Problem statement: The exercise asks you to copy every line below in which "icon" appears.

[Dataset records]
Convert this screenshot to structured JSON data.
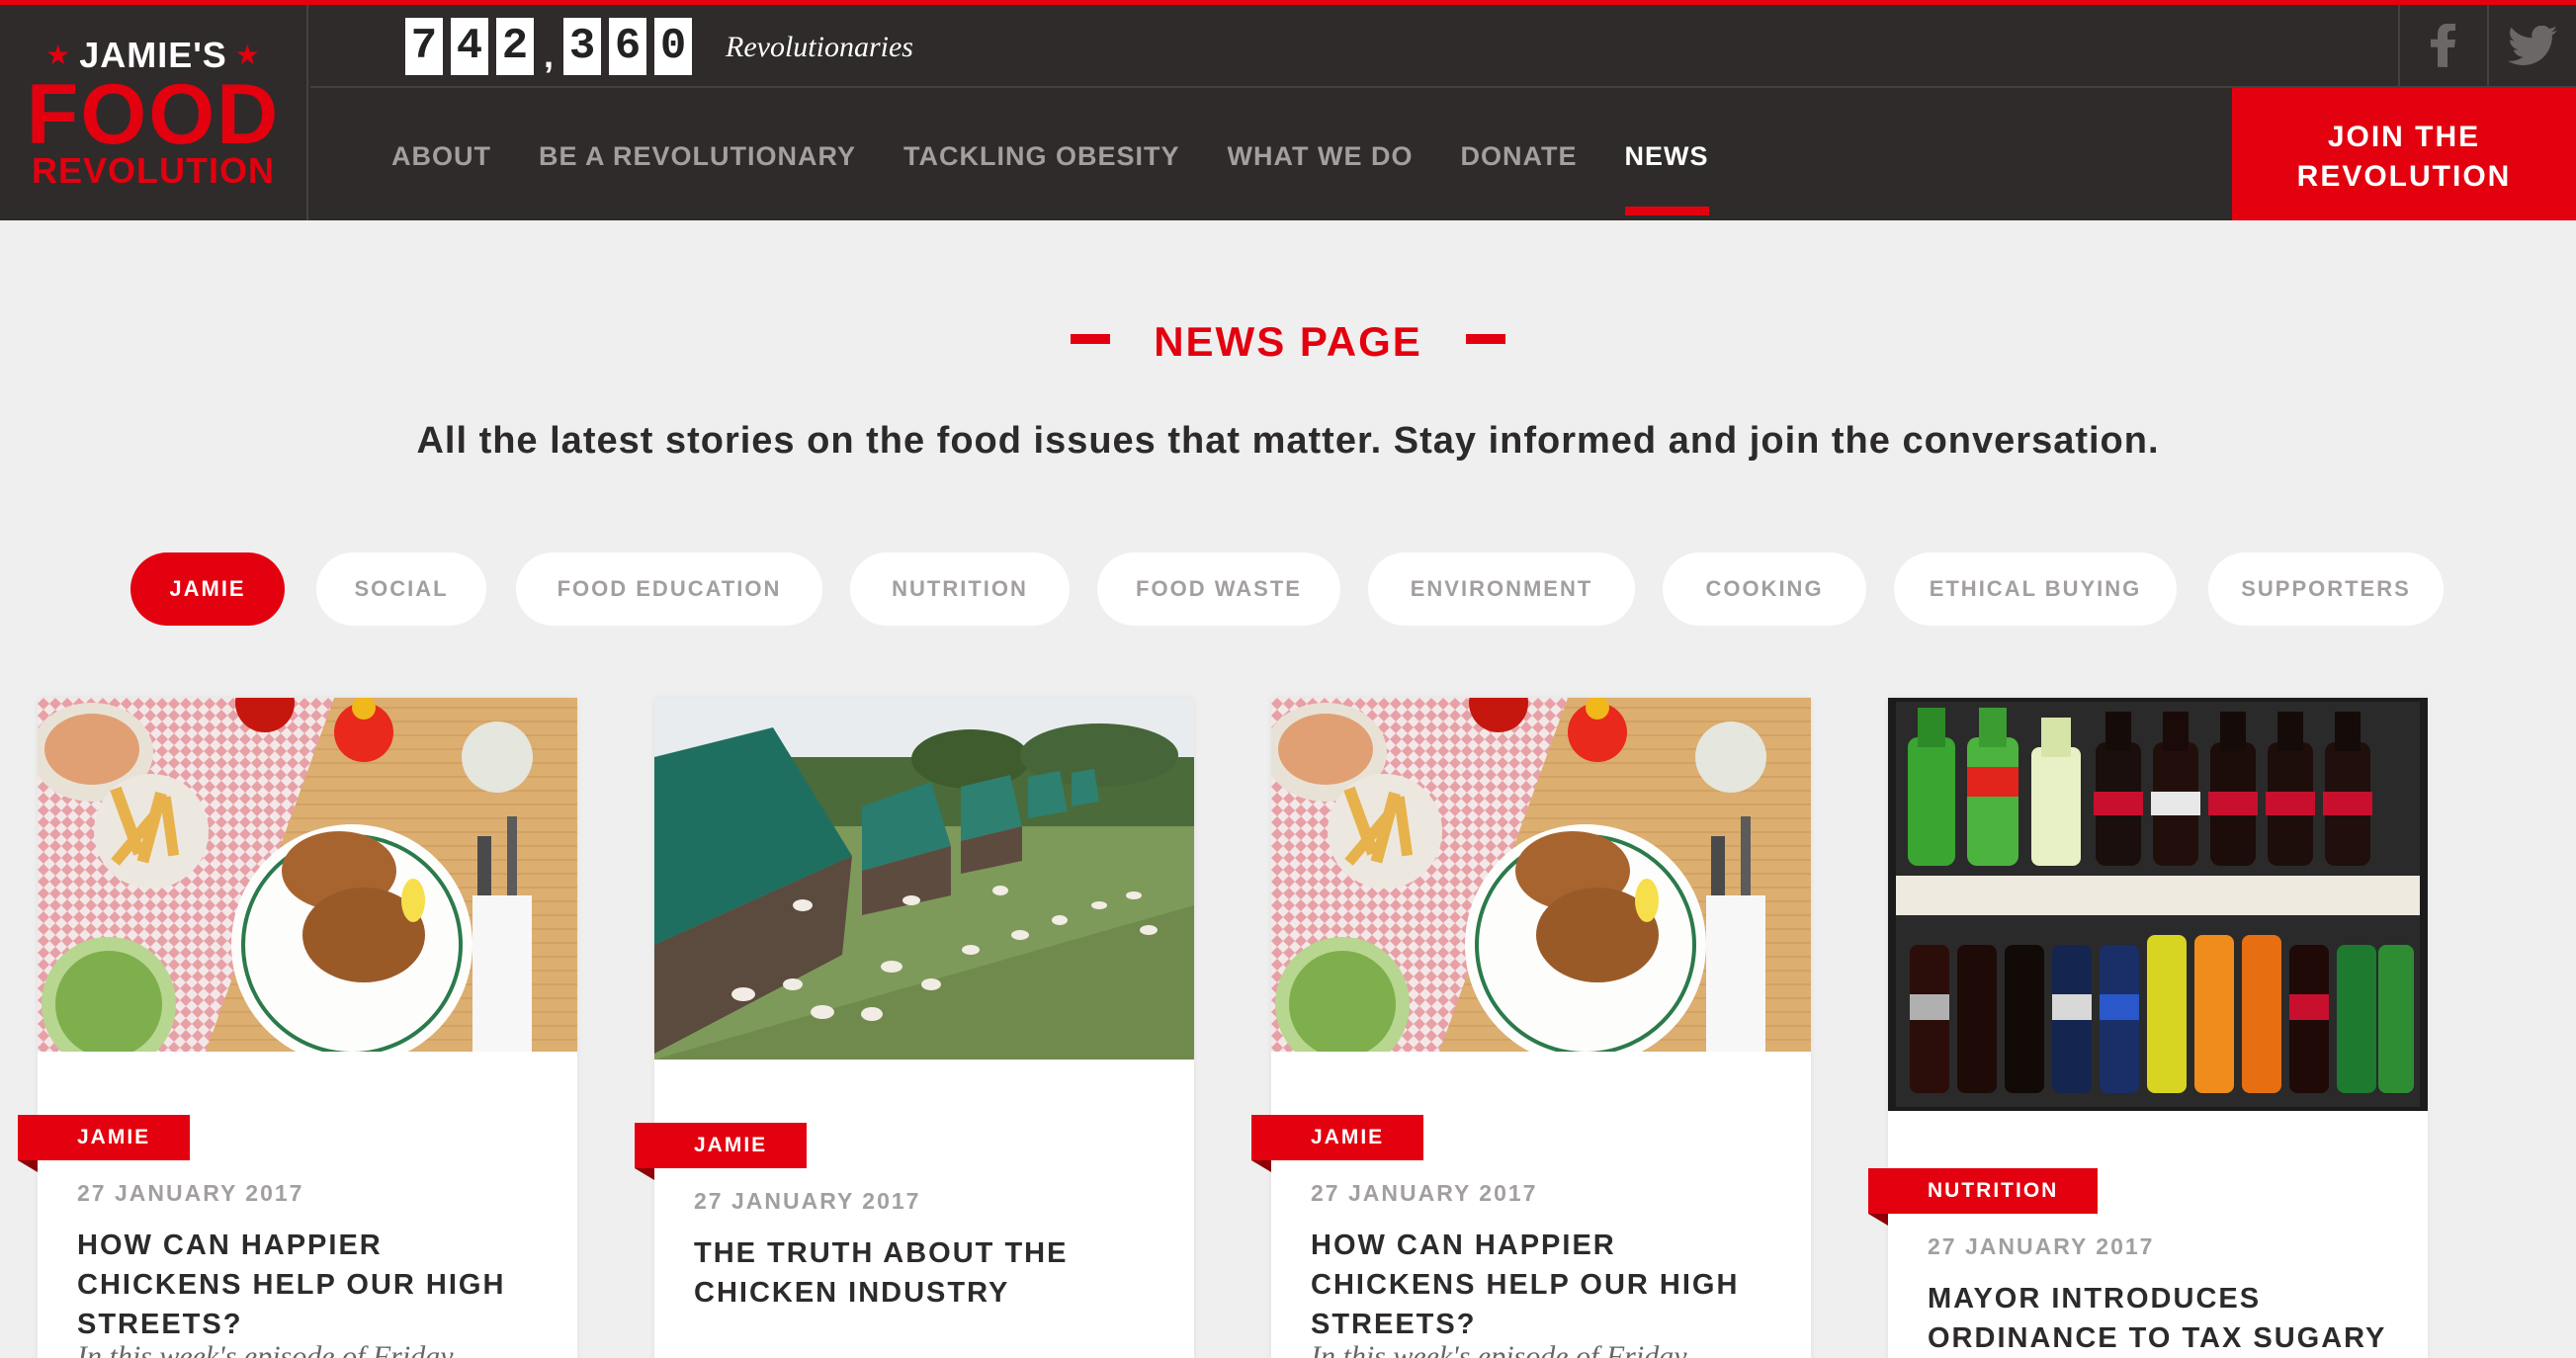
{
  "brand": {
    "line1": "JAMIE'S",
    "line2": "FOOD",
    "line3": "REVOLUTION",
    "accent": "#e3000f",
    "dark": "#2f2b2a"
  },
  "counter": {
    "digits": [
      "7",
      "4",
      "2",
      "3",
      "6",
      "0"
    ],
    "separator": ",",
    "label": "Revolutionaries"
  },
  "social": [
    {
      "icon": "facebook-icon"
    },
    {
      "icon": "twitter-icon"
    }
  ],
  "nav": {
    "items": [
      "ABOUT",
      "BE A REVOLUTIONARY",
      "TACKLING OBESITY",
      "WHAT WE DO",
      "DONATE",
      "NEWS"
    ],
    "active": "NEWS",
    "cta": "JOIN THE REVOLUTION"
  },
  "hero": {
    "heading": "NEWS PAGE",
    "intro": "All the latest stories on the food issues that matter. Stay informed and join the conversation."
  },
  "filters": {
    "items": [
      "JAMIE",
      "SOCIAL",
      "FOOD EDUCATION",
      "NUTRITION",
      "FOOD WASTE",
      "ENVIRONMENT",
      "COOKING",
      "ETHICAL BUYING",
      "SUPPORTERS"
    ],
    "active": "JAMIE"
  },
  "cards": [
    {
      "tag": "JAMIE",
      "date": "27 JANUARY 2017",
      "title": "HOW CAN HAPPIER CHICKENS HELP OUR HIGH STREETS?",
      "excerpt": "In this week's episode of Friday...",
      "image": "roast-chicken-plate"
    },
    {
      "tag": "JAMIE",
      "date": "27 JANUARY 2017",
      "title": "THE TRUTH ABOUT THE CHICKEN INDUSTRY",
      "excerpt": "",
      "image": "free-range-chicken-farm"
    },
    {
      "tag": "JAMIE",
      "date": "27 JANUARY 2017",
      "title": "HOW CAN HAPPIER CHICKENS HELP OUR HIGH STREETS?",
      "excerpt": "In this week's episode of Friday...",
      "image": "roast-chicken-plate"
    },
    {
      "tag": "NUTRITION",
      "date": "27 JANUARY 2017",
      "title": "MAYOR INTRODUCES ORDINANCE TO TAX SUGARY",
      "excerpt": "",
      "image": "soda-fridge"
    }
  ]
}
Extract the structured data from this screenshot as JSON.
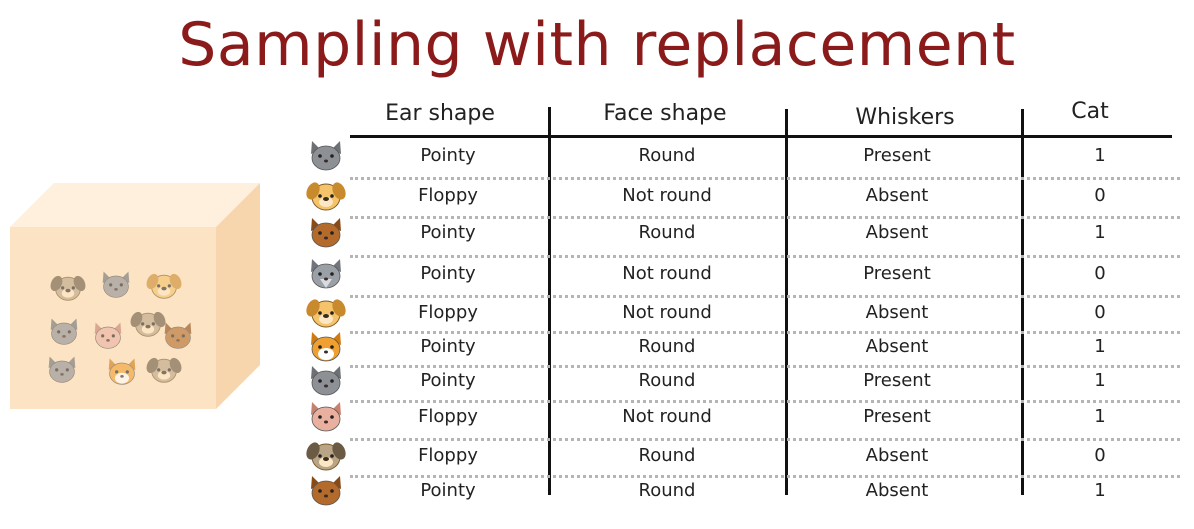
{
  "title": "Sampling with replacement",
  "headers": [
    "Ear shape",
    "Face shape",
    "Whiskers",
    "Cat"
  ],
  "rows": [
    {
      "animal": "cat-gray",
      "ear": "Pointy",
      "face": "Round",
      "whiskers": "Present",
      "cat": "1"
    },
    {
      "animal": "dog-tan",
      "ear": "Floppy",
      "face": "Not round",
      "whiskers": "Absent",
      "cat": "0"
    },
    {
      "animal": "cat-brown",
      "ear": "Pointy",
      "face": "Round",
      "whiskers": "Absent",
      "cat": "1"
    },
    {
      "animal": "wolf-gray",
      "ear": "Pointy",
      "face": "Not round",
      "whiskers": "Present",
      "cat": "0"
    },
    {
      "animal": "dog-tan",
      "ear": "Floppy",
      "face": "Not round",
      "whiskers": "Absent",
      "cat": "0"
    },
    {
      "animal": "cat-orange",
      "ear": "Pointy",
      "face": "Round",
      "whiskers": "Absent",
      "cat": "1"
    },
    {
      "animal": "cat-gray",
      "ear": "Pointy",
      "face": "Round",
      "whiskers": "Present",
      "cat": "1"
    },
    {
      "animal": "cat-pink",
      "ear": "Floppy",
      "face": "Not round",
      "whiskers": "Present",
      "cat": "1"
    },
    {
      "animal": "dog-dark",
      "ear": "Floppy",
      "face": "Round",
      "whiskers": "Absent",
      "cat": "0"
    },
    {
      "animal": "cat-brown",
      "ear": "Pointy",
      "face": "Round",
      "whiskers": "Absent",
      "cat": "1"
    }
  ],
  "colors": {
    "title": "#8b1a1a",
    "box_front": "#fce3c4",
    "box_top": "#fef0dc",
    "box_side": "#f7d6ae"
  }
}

Result:
      "icon": "facebook-icon"
      "icon": "twitter-icon"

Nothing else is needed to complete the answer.